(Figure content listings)
────────

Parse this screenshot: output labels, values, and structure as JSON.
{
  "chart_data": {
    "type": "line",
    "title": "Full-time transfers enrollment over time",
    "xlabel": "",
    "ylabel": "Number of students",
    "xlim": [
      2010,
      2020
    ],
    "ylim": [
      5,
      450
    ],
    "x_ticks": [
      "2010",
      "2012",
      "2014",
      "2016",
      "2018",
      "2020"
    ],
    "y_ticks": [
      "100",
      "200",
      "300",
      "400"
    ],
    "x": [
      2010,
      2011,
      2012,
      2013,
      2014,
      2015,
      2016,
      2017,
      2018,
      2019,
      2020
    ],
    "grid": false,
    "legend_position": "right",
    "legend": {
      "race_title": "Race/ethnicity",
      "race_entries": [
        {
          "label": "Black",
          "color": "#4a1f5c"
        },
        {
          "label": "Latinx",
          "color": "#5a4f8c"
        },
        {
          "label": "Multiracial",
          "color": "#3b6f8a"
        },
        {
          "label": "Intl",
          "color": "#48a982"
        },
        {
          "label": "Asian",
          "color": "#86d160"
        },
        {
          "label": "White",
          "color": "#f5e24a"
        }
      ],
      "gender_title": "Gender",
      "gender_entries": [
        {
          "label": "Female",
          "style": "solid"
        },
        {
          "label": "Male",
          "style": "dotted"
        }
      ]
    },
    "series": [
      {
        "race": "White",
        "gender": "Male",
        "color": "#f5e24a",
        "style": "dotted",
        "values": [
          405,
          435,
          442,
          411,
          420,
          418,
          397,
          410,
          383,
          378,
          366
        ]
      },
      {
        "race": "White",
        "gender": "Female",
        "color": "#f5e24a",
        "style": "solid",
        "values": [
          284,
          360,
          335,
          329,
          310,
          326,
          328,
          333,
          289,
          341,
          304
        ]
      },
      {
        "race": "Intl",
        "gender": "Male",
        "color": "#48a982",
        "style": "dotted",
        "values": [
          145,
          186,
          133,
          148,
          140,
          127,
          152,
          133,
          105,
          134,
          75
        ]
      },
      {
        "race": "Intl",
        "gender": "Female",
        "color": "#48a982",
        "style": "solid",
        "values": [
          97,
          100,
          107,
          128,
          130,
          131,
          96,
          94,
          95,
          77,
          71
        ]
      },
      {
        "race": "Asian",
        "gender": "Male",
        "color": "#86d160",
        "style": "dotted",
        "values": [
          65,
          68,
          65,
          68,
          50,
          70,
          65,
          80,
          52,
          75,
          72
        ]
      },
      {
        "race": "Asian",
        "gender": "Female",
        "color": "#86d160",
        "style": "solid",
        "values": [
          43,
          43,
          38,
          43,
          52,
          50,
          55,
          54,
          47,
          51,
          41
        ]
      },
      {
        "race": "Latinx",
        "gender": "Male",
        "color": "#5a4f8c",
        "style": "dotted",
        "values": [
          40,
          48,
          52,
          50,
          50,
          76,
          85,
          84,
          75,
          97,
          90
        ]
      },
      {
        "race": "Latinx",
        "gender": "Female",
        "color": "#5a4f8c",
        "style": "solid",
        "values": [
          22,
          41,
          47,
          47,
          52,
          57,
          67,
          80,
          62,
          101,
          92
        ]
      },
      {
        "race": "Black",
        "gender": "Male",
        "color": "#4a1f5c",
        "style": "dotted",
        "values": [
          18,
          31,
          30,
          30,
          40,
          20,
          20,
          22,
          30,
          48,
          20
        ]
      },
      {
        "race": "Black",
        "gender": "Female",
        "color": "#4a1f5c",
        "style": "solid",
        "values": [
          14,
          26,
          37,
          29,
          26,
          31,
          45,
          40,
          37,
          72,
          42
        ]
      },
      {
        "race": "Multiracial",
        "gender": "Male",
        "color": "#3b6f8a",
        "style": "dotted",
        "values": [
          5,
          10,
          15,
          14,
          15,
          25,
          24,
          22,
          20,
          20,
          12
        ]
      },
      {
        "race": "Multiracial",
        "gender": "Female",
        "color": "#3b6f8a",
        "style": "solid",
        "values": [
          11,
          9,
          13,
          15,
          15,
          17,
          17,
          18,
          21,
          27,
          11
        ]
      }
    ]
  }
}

────────

= Problem requirements =
Your task is to reproduce the whole listing exactly.

= Written answer =
Parse this screenshot: output labels, values, and structure as JSON.
{
  "chart_data": {
    "type": "line",
    "title": "Full-time transfers enrollment over time",
    "xlabel": "",
    "ylabel": "Number of students",
    "xlim": [
      2010,
      2020
    ],
    "ylim": [
      5,
      450
    ],
    "x_ticks": [
      "2010",
      "2012",
      "2014",
      "2016",
      "2018",
      "2020"
    ],
    "y_ticks": [
      "100",
      "200",
      "300",
      "400"
    ],
    "x": [
      2010,
      2011,
      2012,
      2013,
      2014,
      2015,
      2016,
      2017,
      2018,
      2019,
      2020
    ],
    "grid": false,
    "legend_position": "right",
    "legend": {
      "race_title": "Race/ethnicity",
      "race_entries": [
        {
          "label": "Black",
          "color": "#4a1f5c"
        },
        {
          "label": "Latinx",
          "color": "#5a4f8c"
        },
        {
          "label": "Multiracial",
          "color": "#3b6f8a"
        },
        {
          "label": "Intl",
          "color": "#48a982"
        },
        {
          "label": "Asian",
          "color": "#86d160"
        },
        {
          "label": "White",
          "color": "#f5e24a"
        }
      ],
      "gender_title": "Gender",
      "gender_entries": [
        {
          "label": "Female",
          "style": "solid"
        },
        {
          "label": "Male",
          "style": "dotted"
        }
      ]
    },
    "series": [
      {
        "race": "White",
        "gender": "Male",
        "color": "#f5e24a",
        "style": "dotted",
        "values": [
          405,
          435,
          442,
          411,
          420,
          418,
          397,
          410,
          383,
          378,
          366
        ]
      },
      {
        "race": "White",
        "gender": "Female",
        "color": "#f5e24a",
        "style": "solid",
        "values": [
          284,
          360,
          335,
          329,
          310,
          326,
          328,
          333,
          289,
          341,
          304
        ]
      },
      {
        "race": "Intl",
        "gender": "Male",
        "color": "#48a982",
        "style": "dotted",
        "values": [
          145,
          186,
          133,
          148,
          140,
          127,
          152,
          133,
          105,
          134,
          75
        ]
      },
      {
        "race": "Intl",
        "gender": "Female",
        "color": "#48a982",
        "style": "solid",
        "values": [
          97,
          100,
          107,
          128,
          130,
          131,
          96,
          94,
          95,
          77,
          71
        ]
      },
      {
        "race": "Asian",
        "gender": "Male",
        "color": "#86d160",
        "style": "dotted",
        "values": [
          65,
          68,
          65,
          68,
          50,
          70,
          65,
          80,
          52,
          75,
          72
        ]
      },
      {
        "race": "Asian",
        "gender": "Female",
        "color": "#86d160",
        "style": "solid",
        "values": [
          43,
          43,
          38,
          43,
          52,
          50,
          55,
          54,
          47,
          51,
          41
        ]
      },
      {
        "race": "Latinx",
        "gender": "Male",
        "color": "#5a4f8c",
        "style": "dotted",
        "values": [
          40,
          48,
          52,
          50,
          50,
          76,
          85,
          84,
          75,
          97,
          90
        ]
      },
      {
        "race": "Latinx",
        "gender": "Female",
        "color": "#5a4f8c",
        "style": "solid",
        "values": [
          22,
          41,
          47,
          47,
          52,
          57,
          67,
          80,
          62,
          101,
          92
        ]
      },
      {
        "race": "Black",
        "gender": "Male",
        "color": "#4a1f5c",
        "style": "dotted",
        "values": [
          18,
          31,
          30,
          30,
          40,
          20,
          20,
          22,
          30,
          48,
          20
        ]
      },
      {
        "race": "Black",
        "gender": "Female",
        "color": "#4a1f5c",
        "style": "solid",
        "values": [
          14,
          26,
          37,
          29,
          26,
          31,
          45,
          40,
          37,
          72,
          42
        ]
      },
      {
        "race": "Multiracial",
        "gender": "Male",
        "color": "#3b6f8a",
        "style": "dotted",
        "values": [
          5,
          10,
          15,
          14,
          15,
          25,
          24,
          22,
          20,
          20,
          12
        ]
      },
      {
        "race": "Multiracial",
        "gender": "Female",
        "color": "#3b6f8a",
        "style": "solid",
        "values": [
          11,
          9,
          13,
          15,
          15,
          17,
          17,
          18,
          21,
          27,
          11
        ]
      }
    ]
  }
}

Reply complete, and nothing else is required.